* **TASK BRIEF**
Reproduce the listing word for word. Skip any image.

##### ROWS

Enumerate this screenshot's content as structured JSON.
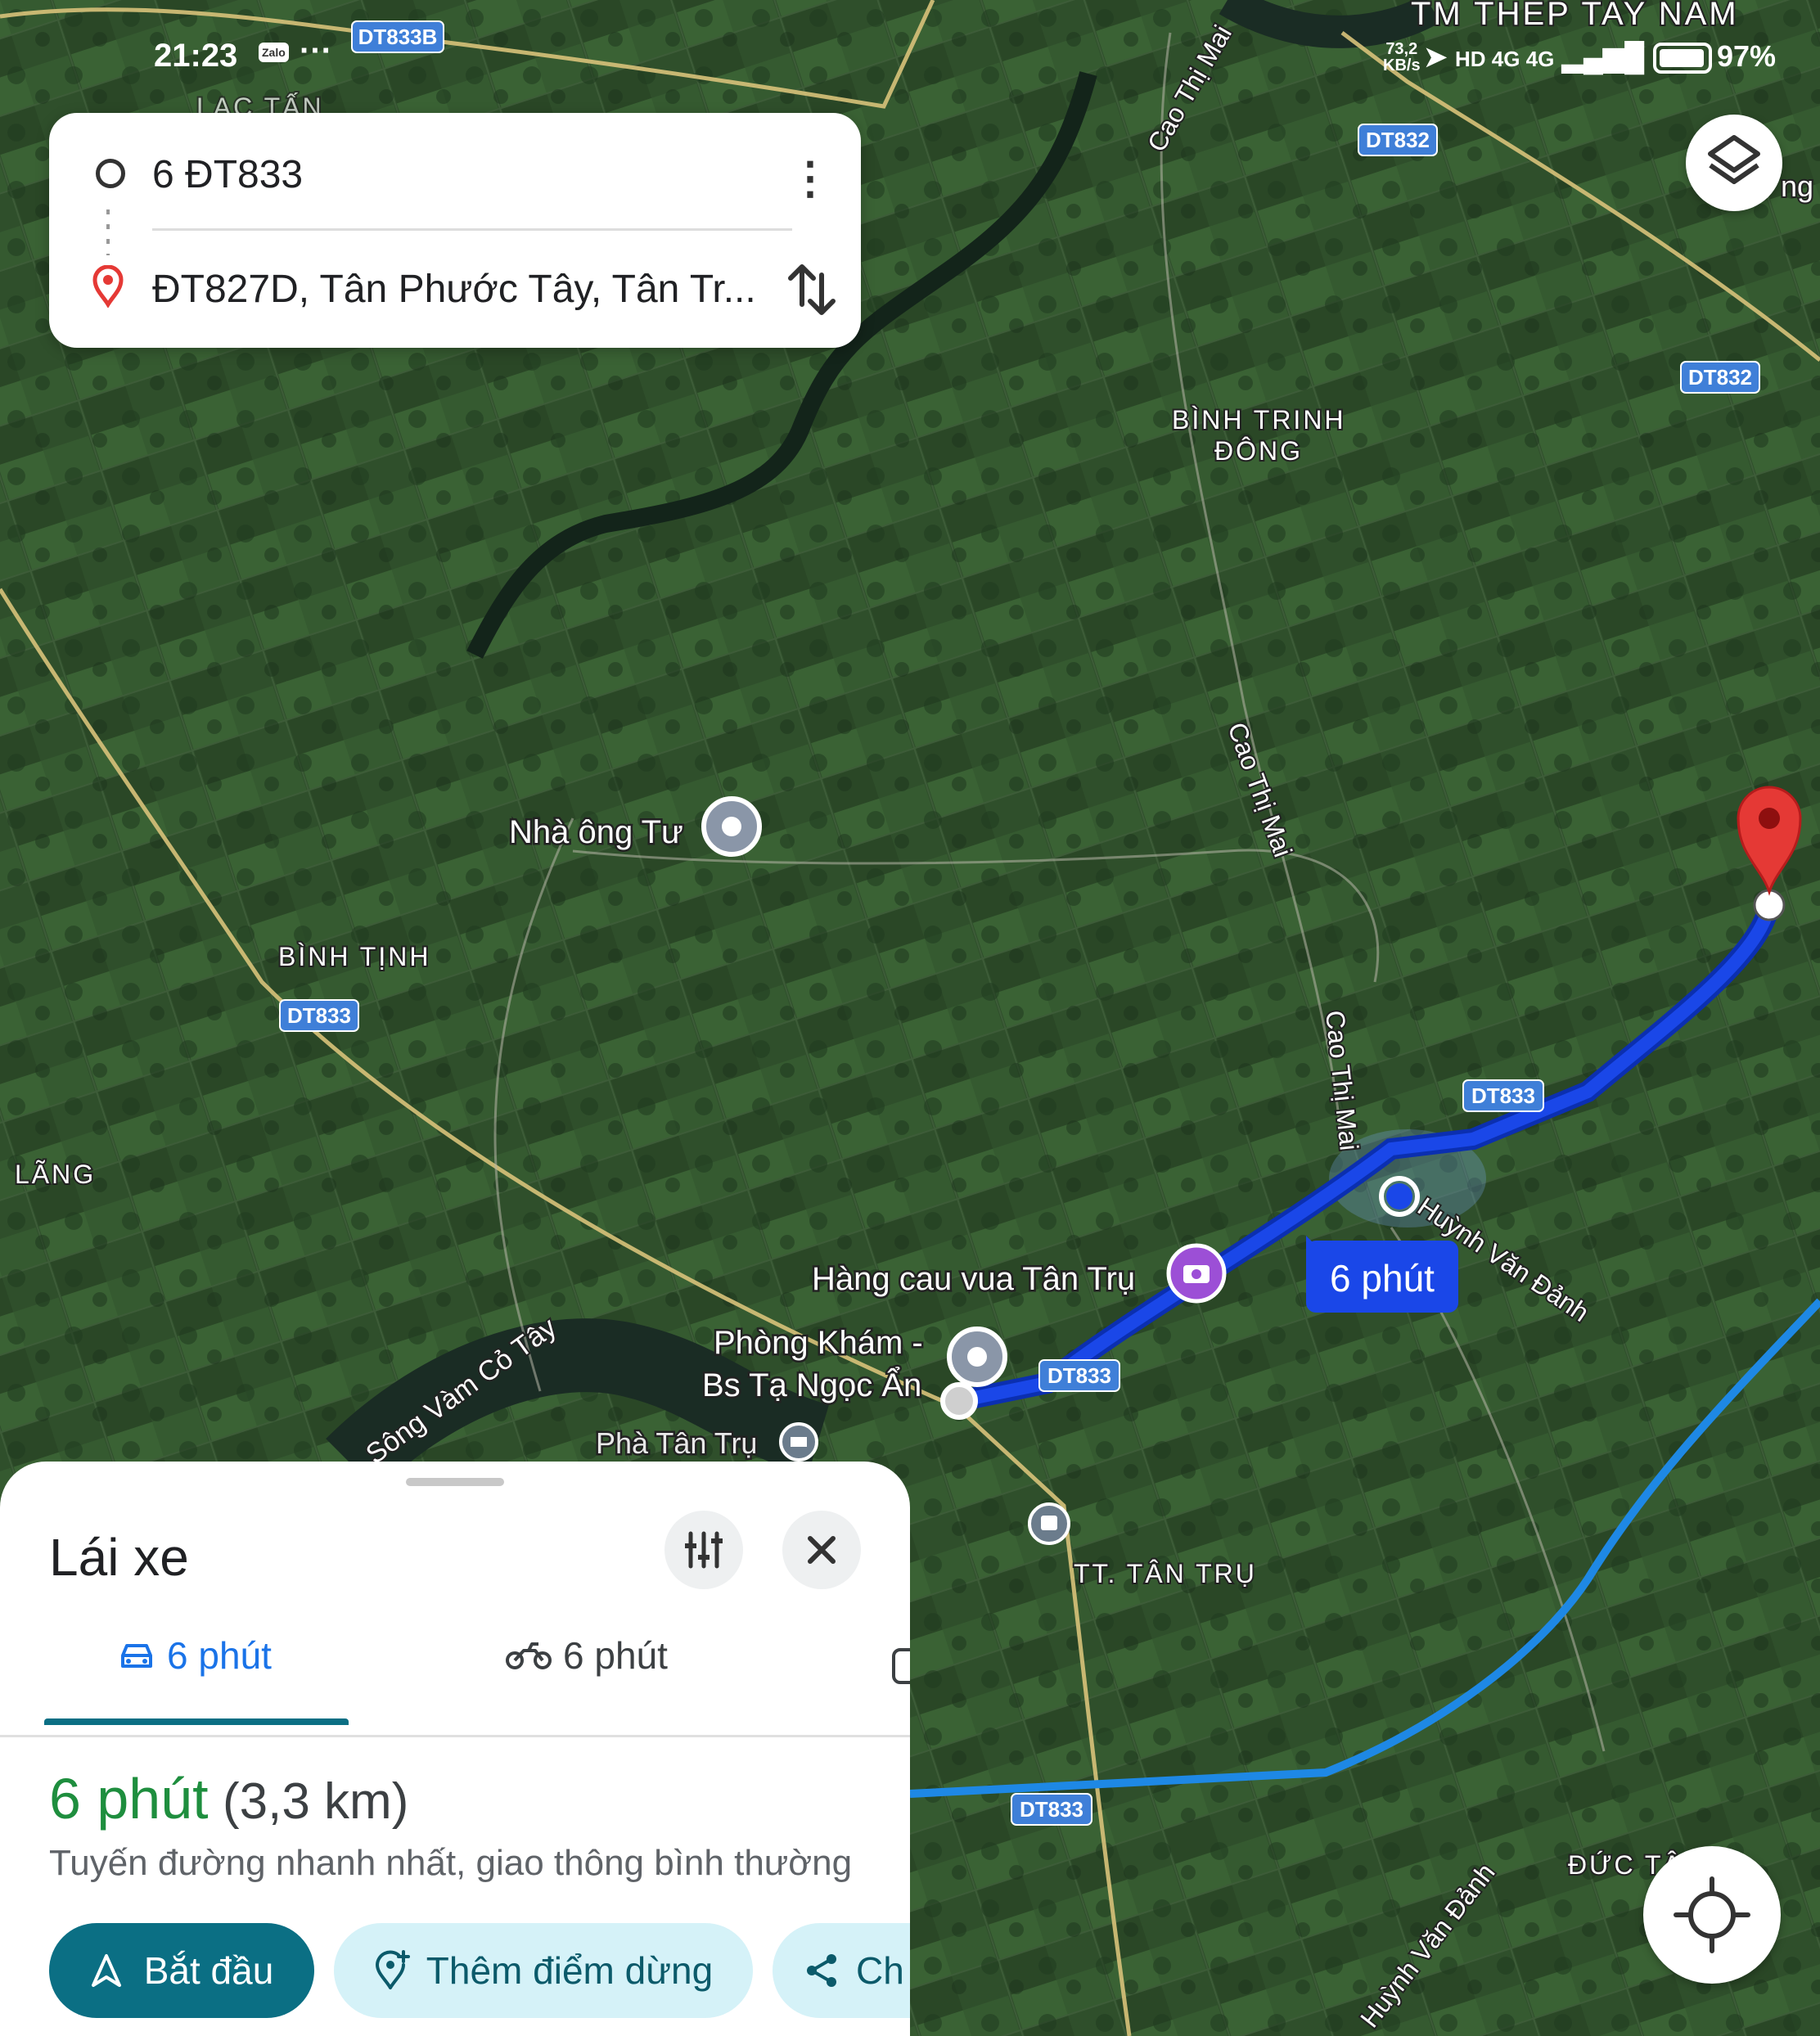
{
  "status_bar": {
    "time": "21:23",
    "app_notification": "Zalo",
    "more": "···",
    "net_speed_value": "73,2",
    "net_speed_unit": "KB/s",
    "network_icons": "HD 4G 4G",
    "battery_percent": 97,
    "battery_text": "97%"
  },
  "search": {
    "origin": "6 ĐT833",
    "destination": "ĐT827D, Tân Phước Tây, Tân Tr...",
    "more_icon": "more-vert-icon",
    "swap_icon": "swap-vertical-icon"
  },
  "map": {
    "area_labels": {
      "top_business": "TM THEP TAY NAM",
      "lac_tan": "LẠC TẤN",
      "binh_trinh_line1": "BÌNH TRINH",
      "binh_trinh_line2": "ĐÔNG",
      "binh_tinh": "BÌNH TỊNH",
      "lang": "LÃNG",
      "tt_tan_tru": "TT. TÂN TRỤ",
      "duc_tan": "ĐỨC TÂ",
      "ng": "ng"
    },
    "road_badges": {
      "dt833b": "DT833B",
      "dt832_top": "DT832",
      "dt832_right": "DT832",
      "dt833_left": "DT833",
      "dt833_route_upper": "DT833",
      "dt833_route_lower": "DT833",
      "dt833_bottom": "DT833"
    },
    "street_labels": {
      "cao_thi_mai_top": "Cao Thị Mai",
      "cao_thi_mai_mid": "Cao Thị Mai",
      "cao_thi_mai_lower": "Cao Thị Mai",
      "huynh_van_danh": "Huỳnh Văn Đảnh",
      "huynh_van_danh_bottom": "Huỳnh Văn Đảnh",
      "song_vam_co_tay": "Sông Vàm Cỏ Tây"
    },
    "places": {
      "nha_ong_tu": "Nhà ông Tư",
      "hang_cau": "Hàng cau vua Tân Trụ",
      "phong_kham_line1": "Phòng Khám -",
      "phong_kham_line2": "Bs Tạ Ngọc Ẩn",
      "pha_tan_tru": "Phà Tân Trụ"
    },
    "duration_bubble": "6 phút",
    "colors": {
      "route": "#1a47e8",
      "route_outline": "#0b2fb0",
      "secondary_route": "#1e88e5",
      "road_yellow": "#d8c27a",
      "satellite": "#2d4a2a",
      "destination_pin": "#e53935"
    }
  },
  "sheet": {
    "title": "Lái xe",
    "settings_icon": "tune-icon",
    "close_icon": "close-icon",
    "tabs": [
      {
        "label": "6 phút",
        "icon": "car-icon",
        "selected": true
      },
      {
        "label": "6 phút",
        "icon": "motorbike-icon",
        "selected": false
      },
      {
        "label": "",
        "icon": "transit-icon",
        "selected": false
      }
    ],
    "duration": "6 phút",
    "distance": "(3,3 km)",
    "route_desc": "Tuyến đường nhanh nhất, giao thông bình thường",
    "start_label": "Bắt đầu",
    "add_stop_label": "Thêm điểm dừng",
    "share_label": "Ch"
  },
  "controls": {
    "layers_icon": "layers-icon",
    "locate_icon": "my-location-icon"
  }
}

##########

* **REPLY TO THE TASK**
Enumerate this screenshot's content as structured JSON.
{
  "status_bar": {
    "time": "21:23",
    "app_notification": "Zalo",
    "more": "···",
    "net_speed_value": "73,2",
    "net_speed_unit": "KB/s",
    "network_icons": "HD 4G 4G",
    "battery_percent": 97,
    "battery_text": "97%"
  },
  "search": {
    "origin": "6 ĐT833",
    "destination": "ĐT827D, Tân Phước Tây, Tân Tr...",
    "more_icon": "more-vert-icon",
    "swap_icon": "swap-vertical-icon"
  },
  "map": {
    "area_labels": {
      "top_business": "TM THEP TAY NAM",
      "lac_tan": "LẠC TẤN",
      "binh_trinh_line1": "BÌNH TRINH",
      "binh_trinh_line2": "ĐÔNG",
      "binh_tinh": "BÌNH TỊNH",
      "lang": "LÃNG",
      "tt_tan_tru": "TT. TÂN TRỤ",
      "duc_tan": "ĐỨC TÂ",
      "ng": "ng"
    },
    "road_badges": {
      "dt833b": "DT833B",
      "dt832_top": "DT832",
      "dt832_right": "DT832",
      "dt833_left": "DT833",
      "dt833_route_upper": "DT833",
      "dt833_route_lower": "DT833",
      "dt833_bottom": "DT833"
    },
    "street_labels": {
      "cao_thi_mai_top": "Cao Thị Mai",
      "cao_thi_mai_mid": "Cao Thị Mai",
      "cao_thi_mai_lower": "Cao Thị Mai",
      "huynh_van_danh": "Huỳnh Văn Đảnh",
      "huynh_van_danh_bottom": "Huỳnh Văn Đảnh",
      "song_vam_co_tay": "Sông Vàm Cỏ Tây"
    },
    "places": {
      "nha_ong_tu": "Nhà ông Tư",
      "hang_cau": "Hàng cau vua Tân Trụ",
      "phong_kham_line1": "Phòng Khám -",
      "phong_kham_line2": "Bs Tạ Ngọc Ẩn",
      "pha_tan_tru": "Phà Tân Trụ"
    },
    "duration_bubble": "6 phút",
    "colors": {
      "route": "#1a47e8",
      "route_outline": "#0b2fb0",
      "secondary_route": "#1e88e5",
      "road_yellow": "#d8c27a",
      "satellite": "#2d4a2a",
      "destination_pin": "#e53935"
    }
  },
  "sheet": {
    "title": "Lái xe",
    "settings_icon": "tune-icon",
    "close_icon": "close-icon",
    "tabs": [
      {
        "label": "6 phút",
        "icon": "car-icon",
        "selected": true
      },
      {
        "label": "6 phút",
        "icon": "motorbike-icon",
        "selected": false
      },
      {
        "label": "",
        "icon": "transit-icon",
        "selected": false
      }
    ],
    "duration": "6 phút",
    "distance": "(3,3 km)",
    "route_desc": "Tuyến đường nhanh nhất, giao thông bình thường",
    "start_label": "Bắt đầu",
    "add_stop_label": "Thêm điểm dừng",
    "share_label": "Ch"
  },
  "controls": {
    "layers_icon": "layers-icon",
    "locate_icon": "my-location-icon"
  }
}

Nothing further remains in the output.